> _EXERCISE TASK_
Scan the records for the string "información"; copy each line where it occurs.
--- Start of DATA IN THIS EXERCISE ---
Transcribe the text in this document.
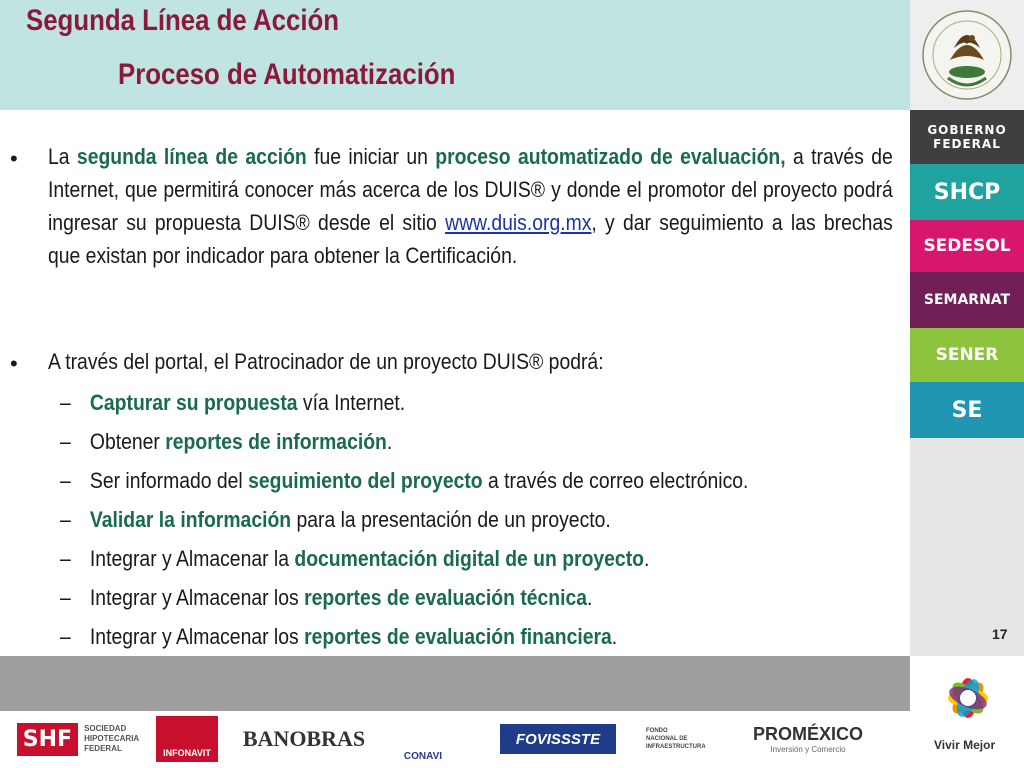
Segunda Línea de Acción
Proceso de Automatización
GOBIERNO
FEDERAL
SHCP
SEDESOL
SEMARNAT
SENER
SE
17
• La segunda línea de acción fue iniciar un proceso automatizado de evaluación, a través de Internet, que permitirá conocer más acerca de los DUIS® y donde el promotor del proyecto podrá ingresar su propuesta DUIS® desde el sitio www.duis.org.mx, y dar seguimiento a las brechas que existan por indicador para obtener la Certificación.
• A través del portal, el Patrocinador de un proyecto DUIS® podrá:
– Capturar su propuesta vía Internet.
– Obtener reportes de información.
– Ser informado del seguimiento del proyecto a través de correo electrónico.
– Validar la información para la presentación de un proyecto.
– Integrar y Almacenar la documentación digital de un proyecto.
– Integrar y Almacenar los reportes de evaluación técnica.
– Integrar y Almacenar los reportes de evaluación financiera.
SHF	SOCIEDAD
HIPOTECARIA
FEDERAL	INFONAVIT
BANOBRAS
CONAVI
FOVISSSTE	FONDO
NACIONAL DE
INFRAESTRUCTURA
PROMÉXICO
Inversión y Comercio	Vivir Mejor
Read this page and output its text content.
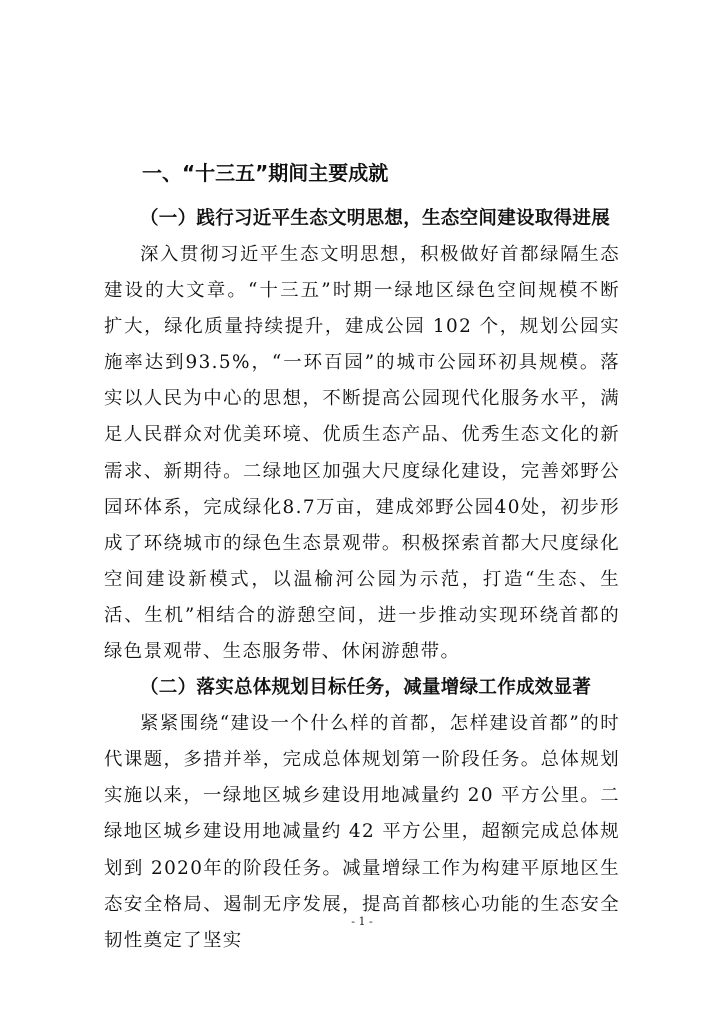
一、“十三五”期间主要成就
（一）践行习近平生态文明思想，生态空间建设取得进展

深入贯彻习近平生态文明思想，积极做好首都绿隔生态建设的大文章。“十三五”时期一绿地区绿色空间规模不断扩大，绿化质量持续提升，建成公园 102 个，规划公园实施率达到93.5%，“一环百园”的城市公园环初具规模。落实以人民为中心的思想，不断提高公园现代化服务水平，满足人民群众对优美环境、优质生态产品、优秀生态文化的新需求、新期待。二绿地区加强大尺度绿化建设，完善郊野公园环体系，完成绿化8.7万亩，建成郊野公园40处，初步形成了环绕城市的绿色生态景观带。积极探索首都大尺度绿化空间建设新模式，以温榆河公园为示范，打造“生态、生活、生机”相结合的游憩空间，进一步推动实现环绕首都的绿色景观带、生态服务带、休闲游憩带。

（二）落实总体规划目标任务，减量增绿工作成效显著

紧紧围绕“建设一个什么样的首都，怎样建设首都”的时代课题，多措并举，完成总体规划第一阶段任务。总体规划实施以来，一绿地区城乡建设用地减量约 20 平方公里。二绿地区城乡建设用地减量约 42 平方公里，超额完成总体规划到 2020年的阶段任务。减量增绿工作为构建平原地区生态安全格局、遏制无序发展，提高首都核心功能的生态安全韧性奠定了坚实

- 1 -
--- End of DATA IN THIS EXERCISE ---
> _ANSWER TO THE EXERCISE_
– Obtener reportes de información.
– Validar la información para la presentación de un proyecto.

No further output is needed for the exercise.